§ Problem
Locate every line in the material below that has the word "Press". Copy each of those lines.
——
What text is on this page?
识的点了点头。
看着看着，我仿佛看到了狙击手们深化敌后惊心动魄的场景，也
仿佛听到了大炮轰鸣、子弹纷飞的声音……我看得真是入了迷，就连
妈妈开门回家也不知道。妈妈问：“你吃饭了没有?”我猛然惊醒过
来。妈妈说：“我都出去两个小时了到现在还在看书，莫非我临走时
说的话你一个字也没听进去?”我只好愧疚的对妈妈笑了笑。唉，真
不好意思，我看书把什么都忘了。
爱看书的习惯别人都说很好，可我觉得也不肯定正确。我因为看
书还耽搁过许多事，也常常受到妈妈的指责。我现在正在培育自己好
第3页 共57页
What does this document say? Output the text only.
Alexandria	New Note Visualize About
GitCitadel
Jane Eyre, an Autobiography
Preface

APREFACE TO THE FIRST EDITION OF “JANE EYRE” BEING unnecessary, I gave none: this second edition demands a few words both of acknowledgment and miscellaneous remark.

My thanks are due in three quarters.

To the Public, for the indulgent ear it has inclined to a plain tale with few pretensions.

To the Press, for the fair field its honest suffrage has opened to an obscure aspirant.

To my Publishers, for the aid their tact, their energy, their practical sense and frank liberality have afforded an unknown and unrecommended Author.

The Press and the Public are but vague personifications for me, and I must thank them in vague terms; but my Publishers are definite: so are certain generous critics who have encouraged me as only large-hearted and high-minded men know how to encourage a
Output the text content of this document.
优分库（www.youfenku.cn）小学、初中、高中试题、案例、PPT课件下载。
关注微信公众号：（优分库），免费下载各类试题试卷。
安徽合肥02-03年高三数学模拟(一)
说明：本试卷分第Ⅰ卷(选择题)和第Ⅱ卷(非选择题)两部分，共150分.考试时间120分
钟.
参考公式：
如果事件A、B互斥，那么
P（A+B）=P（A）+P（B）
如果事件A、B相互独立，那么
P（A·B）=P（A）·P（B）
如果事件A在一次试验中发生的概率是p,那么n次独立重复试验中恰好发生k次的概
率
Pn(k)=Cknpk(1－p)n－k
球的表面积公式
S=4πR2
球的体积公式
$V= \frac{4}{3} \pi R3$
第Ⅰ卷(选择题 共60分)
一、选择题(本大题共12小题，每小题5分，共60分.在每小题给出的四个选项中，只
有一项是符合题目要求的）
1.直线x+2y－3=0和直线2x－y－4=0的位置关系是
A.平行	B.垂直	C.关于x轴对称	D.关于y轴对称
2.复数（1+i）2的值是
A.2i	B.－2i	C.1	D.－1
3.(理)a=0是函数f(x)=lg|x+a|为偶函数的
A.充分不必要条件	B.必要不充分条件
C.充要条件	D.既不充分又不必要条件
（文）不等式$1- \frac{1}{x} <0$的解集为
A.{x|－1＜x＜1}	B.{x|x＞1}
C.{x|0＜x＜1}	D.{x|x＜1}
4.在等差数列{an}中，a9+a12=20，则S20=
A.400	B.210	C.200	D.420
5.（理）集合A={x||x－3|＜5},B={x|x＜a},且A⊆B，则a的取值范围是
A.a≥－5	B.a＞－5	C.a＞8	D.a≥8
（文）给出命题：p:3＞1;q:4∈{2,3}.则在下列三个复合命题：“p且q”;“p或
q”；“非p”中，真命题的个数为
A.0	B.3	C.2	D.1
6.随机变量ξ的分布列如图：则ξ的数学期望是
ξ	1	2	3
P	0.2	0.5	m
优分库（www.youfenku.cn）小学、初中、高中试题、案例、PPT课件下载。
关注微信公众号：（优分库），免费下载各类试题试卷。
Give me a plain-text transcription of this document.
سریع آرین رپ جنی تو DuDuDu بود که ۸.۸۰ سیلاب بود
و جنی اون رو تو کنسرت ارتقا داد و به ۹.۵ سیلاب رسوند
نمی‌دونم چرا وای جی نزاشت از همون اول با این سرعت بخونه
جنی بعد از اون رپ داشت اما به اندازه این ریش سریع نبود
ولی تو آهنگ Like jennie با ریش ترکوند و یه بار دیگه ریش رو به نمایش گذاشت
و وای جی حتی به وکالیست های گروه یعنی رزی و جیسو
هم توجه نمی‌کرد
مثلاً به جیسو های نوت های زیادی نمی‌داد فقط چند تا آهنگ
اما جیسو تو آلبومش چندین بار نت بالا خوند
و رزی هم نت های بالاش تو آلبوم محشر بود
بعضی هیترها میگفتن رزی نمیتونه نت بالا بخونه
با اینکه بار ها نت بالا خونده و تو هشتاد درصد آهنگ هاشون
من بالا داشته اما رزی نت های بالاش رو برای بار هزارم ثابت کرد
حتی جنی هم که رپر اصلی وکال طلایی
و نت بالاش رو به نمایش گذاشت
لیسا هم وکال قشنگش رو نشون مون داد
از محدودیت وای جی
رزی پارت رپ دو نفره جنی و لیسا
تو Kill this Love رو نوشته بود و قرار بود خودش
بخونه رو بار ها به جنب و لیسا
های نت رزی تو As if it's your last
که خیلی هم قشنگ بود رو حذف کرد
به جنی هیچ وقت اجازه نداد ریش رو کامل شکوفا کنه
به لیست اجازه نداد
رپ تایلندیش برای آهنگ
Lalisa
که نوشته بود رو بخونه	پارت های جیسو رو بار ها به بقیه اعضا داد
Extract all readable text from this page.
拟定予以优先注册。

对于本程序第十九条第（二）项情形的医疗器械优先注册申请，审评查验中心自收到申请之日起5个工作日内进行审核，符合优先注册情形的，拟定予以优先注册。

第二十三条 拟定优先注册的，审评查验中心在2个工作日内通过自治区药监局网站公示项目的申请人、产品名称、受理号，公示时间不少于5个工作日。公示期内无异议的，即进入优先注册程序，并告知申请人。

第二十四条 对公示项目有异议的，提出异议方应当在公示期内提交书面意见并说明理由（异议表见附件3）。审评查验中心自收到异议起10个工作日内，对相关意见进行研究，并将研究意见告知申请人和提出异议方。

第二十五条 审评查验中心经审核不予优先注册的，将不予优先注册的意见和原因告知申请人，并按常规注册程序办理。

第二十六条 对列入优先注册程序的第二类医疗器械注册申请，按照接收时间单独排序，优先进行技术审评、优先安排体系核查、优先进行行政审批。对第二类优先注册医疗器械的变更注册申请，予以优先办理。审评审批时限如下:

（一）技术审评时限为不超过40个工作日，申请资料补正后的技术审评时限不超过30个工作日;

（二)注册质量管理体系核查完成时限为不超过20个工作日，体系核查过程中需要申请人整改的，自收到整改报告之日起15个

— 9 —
——
§ Correct response
To the Press, for the fair field its honest suffrage has opened to an obscure aspirant.
The Press and the Public are but vague personifications for me, and I must thank them in vague terms; but my Publishers are definite: so are certain generous critics who have encouraged me as only large-hearted and high-minded men know how to encourage a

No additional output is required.